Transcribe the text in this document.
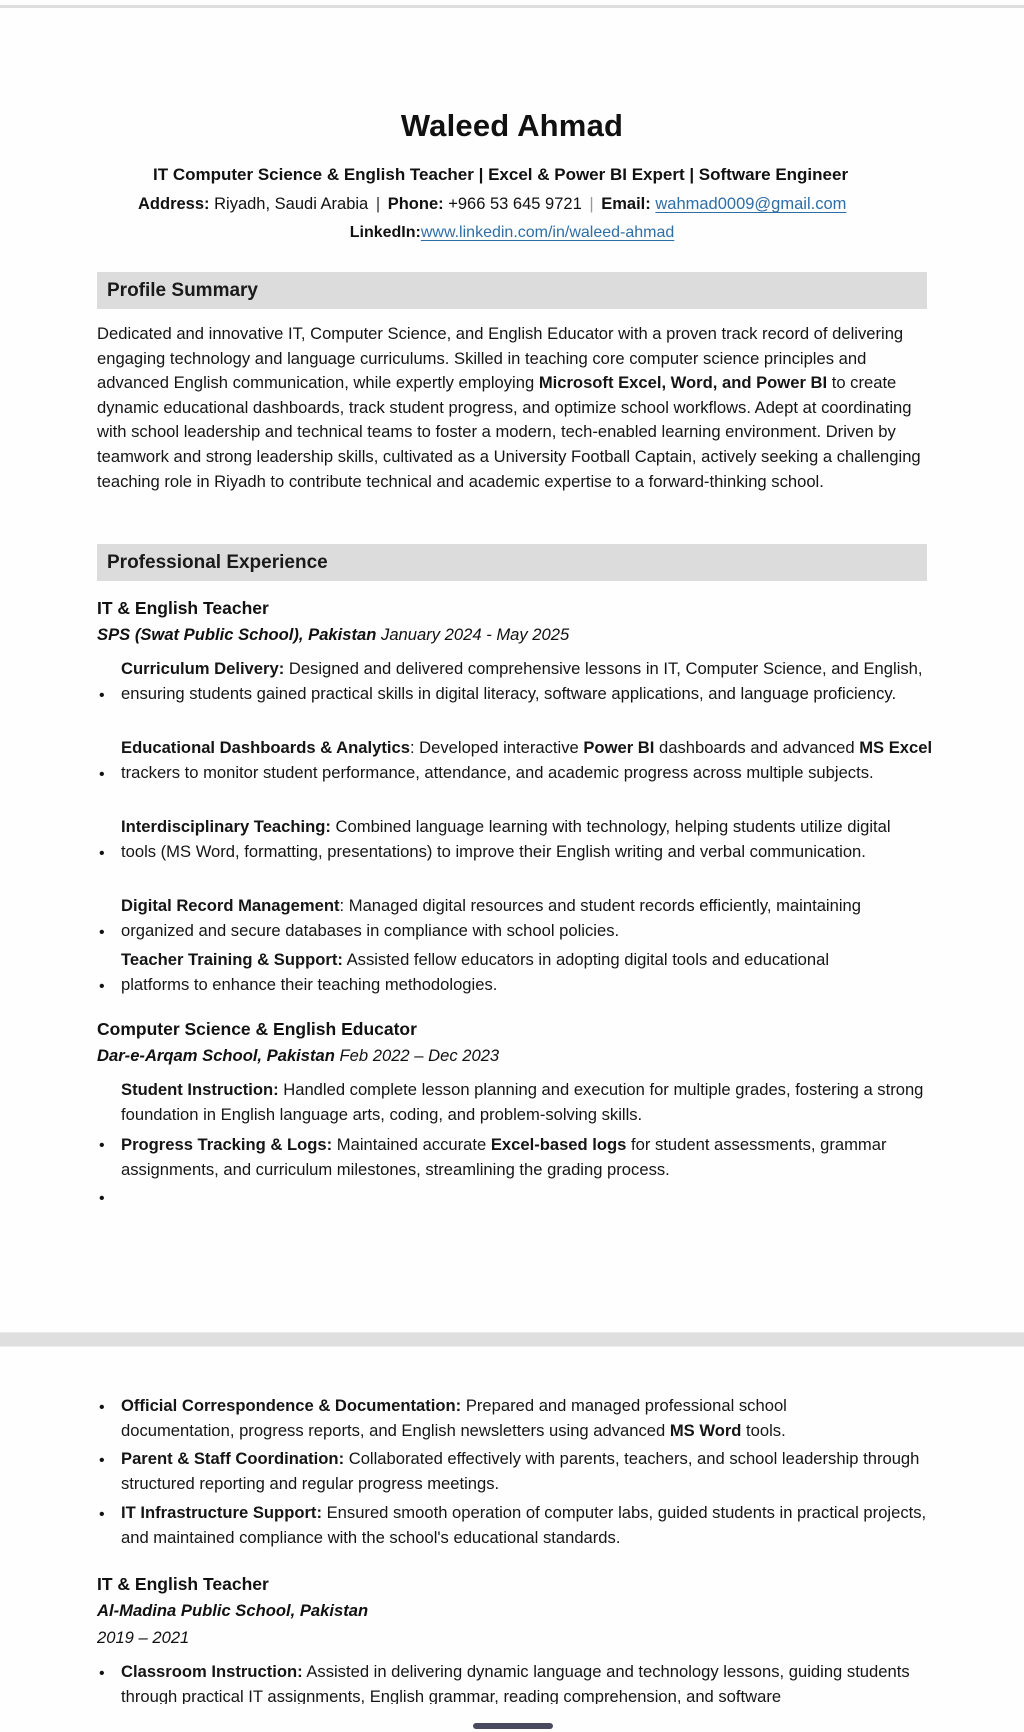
Waleed Ahmad
IT Computer Science & English Teacher | Excel & Power BI Expert | Software Engineer
Address: Riyadh, Saudi Arabia | Phone: +966 53 645 9721 | Email: wahmad0009@gmail.com
LinkedIn:www.linkedin.com/in/waleed-ahmad
Profile Summary
Dedicated and innovative IT, Computer Science, and English Educator with a proven track record of delivering engaging technology and language curriculums. Skilled in teaching core computer science principles and advanced English communication, while expertly employing Microsoft Excel, Word, and Power BI to create dynamic educational dashboards, track student progress, and optimize school workflows. Adept at coordinating with school leadership and technical teams to foster a modern, tech-enabled learning environment. Driven by teamwork and strong leadership skills, cultivated as a University Football Captain, actively seeking a challenging teaching role in Riyadh to contribute technical and academic expertise to a forward-thinking school.
Professional Experience
IT & English Teacher
SPS (Swat Public School), Pakistan January 2024 - May 2025
Curriculum Delivery: Designed and delivered comprehensive lessons in IT, Computer Science, and English, ensuring students gained practical skills in digital literacy, software applications, and language proficiency.
•
Educational Dashboards & Analytics: Developed interactive Power BI dashboards and advanced MS Excel trackers to monitor student performance, attendance, and academic progress across multiple subjects.
•
Interdisciplinary Teaching: Combined language learning with technology, helping students utilize digital tools (MS Word, formatting, presentations) to improve their English writing and verbal communication.
•
Digital Record Management: Managed digital resources and student records efficiently, maintaining organized and secure databases in compliance with school policies.
•
Teacher Training & Support: Assisted fellow educators in adopting digital tools and educational platforms to enhance their teaching methodologies.
•
Computer Science & English Educator
Dar-e-Arqam School, Pakistan Feb 2022 – Dec 2023
Student Instruction: Handled complete lesson planning and execution for multiple grades, fostering a strong foundation in English language arts, coding, and problem-solving skills.
Progress Tracking & Logs: Maintained accurate Excel-based logs for student assessments, grammar assignments, and curriculum milestones, streamlining the grading process.
•
•
• Official Correspondence & Documentation: Prepared and managed professional school documentation, progress reports, and English newsletters using advanced MS Word tools.
• Parent & Staff Coordination: Collaborated effectively with parents, teachers, and school leadership through structured reporting and regular progress meetings.
• IT Infrastructure Support: Ensured smooth operation of computer labs, guided students in practical projects, and maintained compliance with the school's educational standards.
IT & English Teacher
Al-Madina Public School, Pakistan
2019 – 2021
• Classroom Instruction: Assisted in delivering dynamic language and technology lessons, guiding students through practical IT assignments, English grammar, reading comprehension, and software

++++++++++++++++++++

### WRITTEN EXERCISE:
Repeat the data above exactly, but not the pictures.

### THE RESULT:
Transcribe the text in this document.
Waleed Ahmad
IT Computer Science & English Teacher | Excel & Power BI Expert | Software Engineer
Address: Riyadh, Saudi Arabia | Phone: +966 53 645 9721 | Email: wahmad0009@gmail.com
LinkedIn:www.linkedin.com/in/waleed-ahmad
Profile Summary
Dedicated and innovative IT, Computer Science, and English Educator with a proven track record of delivering engaging technology and language curriculums. Skilled in teaching core computer science principles and advanced English communication, while expertly employing Microsoft Excel, Word, and Power BI to create dynamic educational dashboards, track student progress, and optimize school workflows. Adept at coordinating with school leadership and technical teams to foster a modern, tech-enabled learning environment. Driven by teamwork and strong leadership skills, cultivated as a University Football Captain, actively seeking a challenging teaching role in Riyadh to contribute technical and academic expertise to a forward-thinking school.
Professional Experience
IT & English Teacher
SPS (Swat Public School), Pakistan January 2024 - May 2025
Curriculum Delivery: Designed and delivered comprehensive lessons in IT, Computer Science, and English, ensuring students gained practical skills in digital literacy, software applications, and language proficiency.
•
Educational Dashboards & Analytics: Developed interactive Power BI dashboards and advanced MS Excel trackers to monitor student performance, attendance, and academic progress across multiple subjects.
•
Interdisciplinary Teaching: Combined language learning with technology, helping students utilize digital tools (MS Word, formatting, presentations) to improve their English writing and verbal communication.
•
Digital Record Management: Managed digital resources and student records efficiently, maintaining organized and secure databases in compliance with school policies.
•
Teacher Training & Support: Assisted fellow educators in adopting digital tools and educational platforms to enhance their teaching methodologies.
•
Computer Science & English Educator
Dar-e-Arqam School, Pakistan Feb 2022 – Dec 2023
Student Instruction: Handled complete lesson planning and execution for multiple grades, fostering a strong foundation in English language arts, coding, and problem-solving skills.
Progress Tracking & Logs: Maintained accurate Excel-based logs for student assessments, grammar assignments, and curriculum milestones, streamlining the grading process.
•
•
• Official Correspondence & Documentation: Prepared and managed professional school documentation, progress reports, and English newsletters using advanced MS Word tools.
• Parent & Staff Coordination: Collaborated effectively with parents, teachers, and school leadership through structured reporting and regular progress meetings.
• IT Infrastructure Support: Ensured smooth operation of computer labs, guided students in practical projects, and maintained compliance with the school's educational standards.
IT & English Teacher
Al-Madina Public School, Pakistan
2019 – 2021
• Classroom Instruction: Assisted in delivering dynamic language and technology lessons, guiding students through practical IT assignments, English grammar, reading comprehension, and software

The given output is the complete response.